[START Provided material]

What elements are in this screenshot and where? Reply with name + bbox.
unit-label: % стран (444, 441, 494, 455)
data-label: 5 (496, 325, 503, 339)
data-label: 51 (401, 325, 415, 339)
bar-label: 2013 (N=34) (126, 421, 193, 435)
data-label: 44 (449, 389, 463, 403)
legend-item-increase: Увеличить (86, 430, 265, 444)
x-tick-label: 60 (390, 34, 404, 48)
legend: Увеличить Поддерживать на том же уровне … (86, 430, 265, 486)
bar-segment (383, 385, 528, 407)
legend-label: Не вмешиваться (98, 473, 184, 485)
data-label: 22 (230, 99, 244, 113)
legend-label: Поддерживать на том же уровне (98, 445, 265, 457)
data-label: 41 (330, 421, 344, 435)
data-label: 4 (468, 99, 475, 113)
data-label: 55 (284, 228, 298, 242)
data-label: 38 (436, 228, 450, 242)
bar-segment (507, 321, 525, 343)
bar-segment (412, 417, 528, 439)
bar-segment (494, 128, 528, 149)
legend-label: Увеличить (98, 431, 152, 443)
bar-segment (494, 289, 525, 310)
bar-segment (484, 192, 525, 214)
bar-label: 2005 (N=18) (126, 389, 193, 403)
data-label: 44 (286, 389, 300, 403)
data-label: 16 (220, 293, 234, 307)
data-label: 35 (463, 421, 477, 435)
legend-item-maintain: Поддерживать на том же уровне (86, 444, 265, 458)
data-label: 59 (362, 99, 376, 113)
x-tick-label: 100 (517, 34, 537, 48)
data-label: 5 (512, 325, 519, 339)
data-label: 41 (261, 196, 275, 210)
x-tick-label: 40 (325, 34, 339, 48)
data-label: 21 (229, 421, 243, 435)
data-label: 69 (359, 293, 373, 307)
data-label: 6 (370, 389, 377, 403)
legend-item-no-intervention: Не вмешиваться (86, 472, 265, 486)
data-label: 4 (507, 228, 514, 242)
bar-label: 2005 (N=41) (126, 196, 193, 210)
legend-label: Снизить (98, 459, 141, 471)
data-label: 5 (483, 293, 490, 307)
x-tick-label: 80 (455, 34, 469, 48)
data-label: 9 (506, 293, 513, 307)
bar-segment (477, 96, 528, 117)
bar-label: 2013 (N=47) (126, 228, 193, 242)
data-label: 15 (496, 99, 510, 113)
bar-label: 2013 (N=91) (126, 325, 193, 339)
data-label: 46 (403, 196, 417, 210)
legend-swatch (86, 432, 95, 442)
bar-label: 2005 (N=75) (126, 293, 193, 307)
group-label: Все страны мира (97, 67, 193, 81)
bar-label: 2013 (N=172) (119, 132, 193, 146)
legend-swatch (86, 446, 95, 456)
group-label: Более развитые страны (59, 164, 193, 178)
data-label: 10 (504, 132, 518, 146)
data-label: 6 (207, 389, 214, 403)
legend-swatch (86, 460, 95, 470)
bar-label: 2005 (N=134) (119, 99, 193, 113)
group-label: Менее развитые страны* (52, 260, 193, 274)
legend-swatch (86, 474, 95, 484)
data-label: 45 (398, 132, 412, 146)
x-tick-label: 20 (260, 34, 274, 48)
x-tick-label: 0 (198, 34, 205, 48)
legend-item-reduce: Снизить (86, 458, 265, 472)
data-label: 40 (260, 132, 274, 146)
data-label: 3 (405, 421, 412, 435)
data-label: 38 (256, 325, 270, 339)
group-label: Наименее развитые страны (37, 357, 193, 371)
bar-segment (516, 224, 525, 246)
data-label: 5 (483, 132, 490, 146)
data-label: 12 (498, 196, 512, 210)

[END Provided material]

= To be done =
Copy all of the material above line for line, changing nothing.

= Solution to the problem =
What elements are in this screenshot and where? Reply with name + bbox.
unit-label: % стран (444, 441, 494, 455)
data-label: 5 (496, 325, 503, 339)
data-label: 51 (401, 325, 415, 339)
bar-label: 2013 (N=34) (126, 421, 193, 435)
data-label: 44 (449, 389, 463, 403)
legend-item-increase: Увеличить (86, 430, 265, 444)
x-tick-label: 60 (390, 34, 404, 48)
legend: Увеличить Поддерживать на том же уровне … (86, 430, 265, 486)
bar-segment (383, 385, 528, 407)
legend-label: Не вмешиваться (98, 473, 184, 485)
data-label: 22 (230, 99, 244, 113)
legend-label: Поддерживать на том же уровне (98, 445, 265, 457)
data-label: 41 (330, 421, 344, 435)
data-label: 4 (468, 99, 475, 113)
data-label: 55 (284, 228, 298, 242)
data-label: 38 (436, 228, 450, 242)
bar-segment (507, 321, 525, 343)
bar-segment (412, 417, 528, 439)
bar-segment (494, 128, 528, 149)
legend-label: Увеличить (98, 431, 152, 443)
bar-segment (494, 289, 525, 310)
bar-segment (484, 192, 525, 214)
bar-label: 2005 (N=18) (126, 389, 193, 403)
data-label: 44 (286, 389, 300, 403)
data-label: 16 (220, 293, 234, 307)
data-label: 35 (463, 421, 477, 435)
legend-item-maintain: Поддерживать на том же уровне (86, 444, 265, 458)
data-label: 59 (362, 99, 376, 113)
x-tick-label: 100 (517, 34, 537, 48)
data-label: 5 (512, 325, 519, 339)
data-label: 41 (261, 196, 275, 210)
x-tick-label: 40 (325, 34, 339, 48)
data-label: 21 (229, 421, 243, 435)
data-label: 69 (359, 293, 373, 307)
data-label: 6 (370, 389, 377, 403)
legend-item-no-intervention: Не вмешиваться (86, 472, 265, 486)
data-label: 4 (507, 228, 514, 242)
bar-label: 2005 (N=41) (126, 196, 193, 210)
legend-label: Снизить (98, 459, 141, 471)
data-label: 5 (483, 293, 490, 307)
x-tick-label: 80 (455, 34, 469, 48)
data-label: 9 (506, 293, 513, 307)
bar-segment (477, 96, 528, 117)
bar-label: 2013 (N=47) (126, 228, 193, 242)
data-label: 15 (496, 99, 510, 113)
bar-label: 2013 (N=91) (126, 325, 193, 339)
data-label: 46 (403, 196, 417, 210)
legend-swatch (86, 432, 95, 442)
bar-label: 2005 (N=75) (126, 293, 193, 307)
group-label: Все страны мира (97, 67, 193, 81)
bar-label: 2013 (N=172) (119, 132, 193, 146)
legend-swatch (86, 446, 95, 456)
group-label: Более развитые страны (59, 164, 193, 178)
data-label: 10 (504, 132, 518, 146)
data-label: 6 (207, 389, 214, 403)
legend-swatch (86, 460, 95, 470)
bar-label: 2005 (N=134) (119, 99, 193, 113)
group-label: Менее развитые страны* (52, 260, 193, 274)
legend-swatch (86, 474, 95, 484)
data-label: 45 (398, 132, 412, 146)
x-tick-label: 20 (260, 34, 274, 48)
x-tick-label: 0 (198, 34, 205, 48)
legend-item-reduce: Снизить (86, 458, 265, 472)
data-label: 40 (260, 132, 274, 146)
data-label: 3 (405, 421, 412, 435)
data-label: 38 (256, 325, 270, 339)
group-label: Наименее развитые страны (37, 357, 193, 371)
bar-segment (516, 224, 525, 246)
data-label: 5 (483, 132, 490, 146)
data-label: 12 (498, 196, 512, 210)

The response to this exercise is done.